** start Raw data **

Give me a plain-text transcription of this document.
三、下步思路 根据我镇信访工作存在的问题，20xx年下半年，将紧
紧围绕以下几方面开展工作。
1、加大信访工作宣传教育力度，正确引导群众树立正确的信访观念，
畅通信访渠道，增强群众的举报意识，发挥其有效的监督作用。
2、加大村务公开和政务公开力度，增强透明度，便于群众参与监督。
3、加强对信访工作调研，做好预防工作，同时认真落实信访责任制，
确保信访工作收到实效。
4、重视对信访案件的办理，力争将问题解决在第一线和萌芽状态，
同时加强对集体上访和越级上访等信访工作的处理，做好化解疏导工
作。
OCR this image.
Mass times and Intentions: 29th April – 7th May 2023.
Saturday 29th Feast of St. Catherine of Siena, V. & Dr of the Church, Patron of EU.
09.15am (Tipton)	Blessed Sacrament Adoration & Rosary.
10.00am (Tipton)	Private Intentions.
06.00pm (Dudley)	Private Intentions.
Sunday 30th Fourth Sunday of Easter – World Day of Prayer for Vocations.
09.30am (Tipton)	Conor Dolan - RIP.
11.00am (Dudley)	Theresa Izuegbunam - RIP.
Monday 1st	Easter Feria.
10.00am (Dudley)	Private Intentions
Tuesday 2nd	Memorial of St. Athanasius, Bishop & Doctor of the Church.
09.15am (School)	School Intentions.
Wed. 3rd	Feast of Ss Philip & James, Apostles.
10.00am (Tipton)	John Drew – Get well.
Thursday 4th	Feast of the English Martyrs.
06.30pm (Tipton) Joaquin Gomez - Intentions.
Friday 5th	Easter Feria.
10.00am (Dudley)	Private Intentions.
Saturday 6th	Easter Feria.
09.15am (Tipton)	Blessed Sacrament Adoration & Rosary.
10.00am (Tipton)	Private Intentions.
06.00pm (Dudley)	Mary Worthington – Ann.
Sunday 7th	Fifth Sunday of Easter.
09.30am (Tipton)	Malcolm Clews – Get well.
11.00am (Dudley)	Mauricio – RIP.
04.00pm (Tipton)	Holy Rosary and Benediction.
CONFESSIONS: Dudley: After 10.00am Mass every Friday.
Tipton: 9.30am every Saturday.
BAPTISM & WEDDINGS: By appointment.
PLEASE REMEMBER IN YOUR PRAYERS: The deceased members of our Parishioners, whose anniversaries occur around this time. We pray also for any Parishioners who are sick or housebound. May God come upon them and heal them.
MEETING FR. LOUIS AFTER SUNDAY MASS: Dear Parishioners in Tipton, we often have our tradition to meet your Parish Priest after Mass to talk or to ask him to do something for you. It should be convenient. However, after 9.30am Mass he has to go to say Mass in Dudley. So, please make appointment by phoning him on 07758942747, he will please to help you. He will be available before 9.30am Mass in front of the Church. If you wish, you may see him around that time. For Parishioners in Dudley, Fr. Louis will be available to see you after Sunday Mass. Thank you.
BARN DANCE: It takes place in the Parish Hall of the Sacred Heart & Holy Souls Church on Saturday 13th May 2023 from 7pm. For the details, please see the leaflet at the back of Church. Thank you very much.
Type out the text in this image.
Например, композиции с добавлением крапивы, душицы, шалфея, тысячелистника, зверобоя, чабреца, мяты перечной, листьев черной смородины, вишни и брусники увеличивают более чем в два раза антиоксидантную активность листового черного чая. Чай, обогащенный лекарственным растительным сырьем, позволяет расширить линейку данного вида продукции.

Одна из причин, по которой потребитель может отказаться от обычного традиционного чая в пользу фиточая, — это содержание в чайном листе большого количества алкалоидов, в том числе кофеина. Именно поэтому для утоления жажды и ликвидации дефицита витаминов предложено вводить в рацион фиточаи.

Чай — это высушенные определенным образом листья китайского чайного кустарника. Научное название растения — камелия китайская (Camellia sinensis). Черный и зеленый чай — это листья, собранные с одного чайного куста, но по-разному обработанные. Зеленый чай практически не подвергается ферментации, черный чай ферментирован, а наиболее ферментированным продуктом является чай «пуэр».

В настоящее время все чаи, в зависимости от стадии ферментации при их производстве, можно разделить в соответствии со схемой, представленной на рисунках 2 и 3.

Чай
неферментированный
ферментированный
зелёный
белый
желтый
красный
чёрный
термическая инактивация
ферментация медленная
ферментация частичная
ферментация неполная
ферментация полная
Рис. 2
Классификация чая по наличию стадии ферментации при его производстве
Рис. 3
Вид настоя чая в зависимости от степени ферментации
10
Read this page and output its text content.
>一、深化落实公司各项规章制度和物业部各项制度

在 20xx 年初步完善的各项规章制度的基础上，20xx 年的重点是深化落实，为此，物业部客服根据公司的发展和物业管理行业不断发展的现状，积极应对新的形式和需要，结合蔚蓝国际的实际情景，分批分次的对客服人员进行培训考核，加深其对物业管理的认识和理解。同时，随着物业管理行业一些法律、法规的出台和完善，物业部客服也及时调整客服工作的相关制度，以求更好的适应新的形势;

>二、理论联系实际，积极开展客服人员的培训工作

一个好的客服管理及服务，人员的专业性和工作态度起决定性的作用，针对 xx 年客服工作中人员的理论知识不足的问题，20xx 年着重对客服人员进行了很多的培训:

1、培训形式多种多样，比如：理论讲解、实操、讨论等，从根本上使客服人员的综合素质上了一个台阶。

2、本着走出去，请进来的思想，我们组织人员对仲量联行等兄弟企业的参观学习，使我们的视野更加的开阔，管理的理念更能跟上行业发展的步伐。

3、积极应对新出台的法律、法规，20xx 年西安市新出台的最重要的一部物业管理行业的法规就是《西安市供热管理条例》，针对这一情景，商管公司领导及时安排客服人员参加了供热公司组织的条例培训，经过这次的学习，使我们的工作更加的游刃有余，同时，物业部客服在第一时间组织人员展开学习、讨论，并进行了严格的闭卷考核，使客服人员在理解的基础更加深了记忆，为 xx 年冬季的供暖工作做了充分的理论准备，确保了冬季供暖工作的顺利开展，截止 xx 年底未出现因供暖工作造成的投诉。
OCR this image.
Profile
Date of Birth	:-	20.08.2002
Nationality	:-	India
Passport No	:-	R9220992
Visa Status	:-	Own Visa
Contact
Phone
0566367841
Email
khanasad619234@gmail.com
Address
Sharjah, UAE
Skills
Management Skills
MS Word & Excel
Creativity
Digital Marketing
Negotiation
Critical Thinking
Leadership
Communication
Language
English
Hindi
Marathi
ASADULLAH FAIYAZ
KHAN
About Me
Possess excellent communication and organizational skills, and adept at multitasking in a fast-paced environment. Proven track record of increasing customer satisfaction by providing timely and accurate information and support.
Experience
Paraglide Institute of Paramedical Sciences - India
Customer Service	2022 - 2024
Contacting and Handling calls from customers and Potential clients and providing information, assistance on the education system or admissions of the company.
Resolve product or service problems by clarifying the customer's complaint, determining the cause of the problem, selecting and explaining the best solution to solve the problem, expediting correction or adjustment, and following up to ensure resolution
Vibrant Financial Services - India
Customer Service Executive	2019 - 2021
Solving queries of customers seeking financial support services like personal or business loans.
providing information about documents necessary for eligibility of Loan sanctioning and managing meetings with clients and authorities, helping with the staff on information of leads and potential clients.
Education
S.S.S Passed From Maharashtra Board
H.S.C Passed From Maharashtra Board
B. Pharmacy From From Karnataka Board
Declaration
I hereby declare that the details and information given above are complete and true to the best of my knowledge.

** end Raw data **

§ Task instructions: Your task is to repeat each line of the material exactly.

§ Answer:
Give me a plain-text transcription of this document.
三、下步思路 根据我镇信访工作存在的问题，20xx年下半年，将紧
紧围绕以下几方面开展工作。
1、加大信访工作宣传教育力度，正确引导群众树立正确的信访观念，
畅通信访渠道，增强群众的举报意识，发挥其有效的监督作用。
2、加大村务公开和政务公开力度，增强透明度，便于群众参与监督。
3、加强对信访工作调研，做好预防工作，同时认真落实信访责任制，
确保信访工作收到实效。
4、重视对信访案件的办理，力争将问题解决在第一线和萌芽状态，
同时加强对集体上访和越级上访等信访工作的处理，做好化解疏导工
作。
OCR this image.
Mass times and Intentions: 29th April – 7th May 2023.
Saturday 29th Feast of St. Catherine of Siena, V. & Dr of the Church, Patron of EU.
09.15am (Tipton)	Blessed Sacrament Adoration & Rosary.
10.00am (Tipton)	Private Intentions.
06.00pm (Dudley)	Private Intentions.
Sunday 30th Fourth Sunday of Easter – World Day of Prayer for Vocations.
09.30am (Tipton)	Conor Dolan - RIP.
11.00am (Dudley)	Theresa Izuegbunam - RIP.
Monday 1st	Easter Feria.
10.00am (Dudley)	Private Intentions
Tuesday 2nd	Memorial of St. Athanasius, Bishop & Doctor of the Church.
09.15am (School)	School Intentions.
Wed. 3rd	Feast of Ss Philip & James, Apostles.
10.00am (Tipton)	John Drew – Get well.
Thursday 4th	Feast of the English Martyrs.
06.30pm (Tipton) Joaquin Gomez - Intentions.
Friday 5th	Easter Feria.
10.00am (Dudley)	Private Intentions.
Saturday 6th	Easter Feria.
09.15am (Tipton)	Blessed Sacrament Adoration & Rosary.
10.00am (Tipton)	Private Intentions.
06.00pm (Dudley)	Mary Worthington – Ann.
Sunday 7th	Fifth Sunday of Easter.
09.30am (Tipton)	Malcolm Clews – Get well.
11.00am (Dudley)	Mauricio – RIP.
04.00pm (Tipton)	Holy Rosary and Benediction.
CONFESSIONS: Dudley: After 10.00am Mass every Friday.
Tipton: 9.30am every Saturday.
BAPTISM & WEDDINGS: By appointment.
PLEASE REMEMBER IN YOUR PRAYERS: The deceased members of our Parishioners, whose anniversaries occur around this time. We pray also for any Parishioners who are sick or housebound. May God come upon them and heal them.
MEETING FR. LOUIS AFTER SUNDAY MASS: Dear Parishioners in Tipton, we often have our tradition to meet your Parish Priest after Mass to talk or to ask him to do something for you. It should be convenient. However, after 9.30am Mass he has to go to say Mass in Dudley. So, please make appointment by phoning him on 07758942747, he will please to help you. He will be available before 9.30am Mass in front of the Church. If you wish, you may see him around that time. For Parishioners in Dudley, Fr. Louis will be available to see you after Sunday Mass. Thank you.
BARN DANCE: It takes place in the Parish Hall of the Sacred Heart & Holy Souls Church on Saturday 13th May 2023 from 7pm. For the details, please see the leaflet at the back of Church. Thank you very much.
Type out the text in this image.
Например, композиции с добавлением крапивы, душицы, шалфея, тысячелистника, зверобоя, чабреца, мяты перечной, листьев черной смородины, вишни и брусники увеличивают более чем в два раза антиоксидантную активность листового черного чая. Чай, обогащенный лекарственным растительным сырьем, позволяет расширить линейку данного вида продукции.

Одна из причин, по которой потребитель может отказаться от обычного традиционного чая в пользу фиточая, — это содержание в чайном листе большого количества алкалоидов, в том числе кофеина. Именно поэтому для утоления жажды и ликвидации дефицита витаминов предложено вводить в рацион фиточаи.

Чай — это высушенные определенным образом листья китайского чайного кустарника. Научное название растения — камелия китайская (Camellia sinensis). Черный и зеленый чай — это листья, собранные с одного чайного куста, но по-разному обработанные. Зеленый чай практически не подвергается ферментации, черный чай ферментирован, а наиболее ферментированным продуктом является чай «пуэр».

В настоящее время все чаи, в зависимости от стадии ферментации при их производстве, можно разделить в соответствии со схемой, представленной на рисунках 2 и 3.

Чай
неферментированный
ферментированный
зелёный
белый
желтый
красный
чёрный
термическая инактивация
ферментация медленная
ферментация частичная
ферментация неполная
ферментация полная
Рис. 2
Классификация чая по наличию стадии ферментации при его производстве
Рис. 3
Вид настоя чая в зависимости от степени ферментации
10
Read this page and output its text content.
>一、深化落实公司各项规章制度和物业部各项制度

在 20xx 年初步完善的各项规章制度的基础上，20xx 年的重点是深化落实，为此，物业部客服根据公司的发展和物业管理行业不断发展的现状，积极应对新的形式和需要，结合蔚蓝国际的实际情景，分批分次的对客服人员进行培训考核，加深其对物业管理的认识和理解。同时，随着物业管理行业一些法律、法规的出台和完善，物业部客服也及时调整客服工作的相关制度，以求更好的适应新的形势;

>二、理论联系实际，积极开展客服人员的培训工作

一个好的客服管理及服务，人员的专业性和工作态度起决定性的作用，针对 xx 年客服工作中人员的理论知识不足的问题，20xx 年着重对客服人员进行了很多的培训:

1、培训形式多种多样，比如：理论讲解、实操、讨论等，从根本上使客服人员的综合素质上了一个台阶。

2、本着走出去，请进来的思想，我们组织人员对仲量联行等兄弟企业的参观学习，使我们的视野更加的开阔，管理的理念更能跟上行业发展的步伐。

3、积极应对新出台的法律、法规，20xx 年西安市新出台的最重要的一部物业管理行业的法规就是《西安市供热管理条例》，针对这一情景，商管公司领导及时安排客服人员参加了供热公司组织的条例培训，经过这次的学习，使我们的工作更加的游刃有余，同时，物业部客服在第一时间组织人员展开学习、讨论，并进行了严格的闭卷考核，使客服人员在理解的基础更加深了记忆，为 xx 年冬季的供暖工作做了充分的理论准备，确保了冬季供暖工作的顺利开展，截止 xx 年底未出现因供暖工作造成的投诉。
OCR this image.
Profile
Date of Birth	:-	20.08.2002
Nationality	:-	India
Passport No	:-	R9220992
Visa Status	:-	Own Visa
Contact
Phone
0566367841
Email
khanasad619234@gmail.com
Address
Sharjah, UAE
Skills
Management Skills
MS Word & Excel
Creativity
Digital Marketing
Negotiation
Critical Thinking
Leadership
Communication
Language
English
Hindi
Marathi
ASADULLAH FAIYAZ
KHAN
About Me
Possess excellent communication and organizational skills, and adept at multitasking in a fast-paced environment. Proven track record of increasing customer satisfaction by providing timely and accurate information and support.
Experience
Paraglide Institute of Paramedical Sciences - India
Customer Service	2022 - 2024
Contacting and Handling calls from customers and Potential clients and providing information, assistance on the education system or admissions of the company.
Resolve product or service problems by clarifying the customer's complaint, determining the cause of the problem, selecting and explaining the best solution to solve the problem, expediting correction or adjustment, and following up to ensure resolution
Vibrant Financial Services - India
Customer Service Executive	2019 - 2021
Solving queries of customers seeking financial support services like personal or business loans.
providing information about documents necessary for eligibility of Loan sanctioning and managing meetings with clients and authorities, helping with the staff on information of leads and potential clients.
Education
S.S.S Passed From Maharashtra Board
H.S.C Passed From Maharashtra Board
B. Pharmacy From From Karnataka Board
Declaration
I hereby declare that the details and information given above are complete and true to the best of my knowledge.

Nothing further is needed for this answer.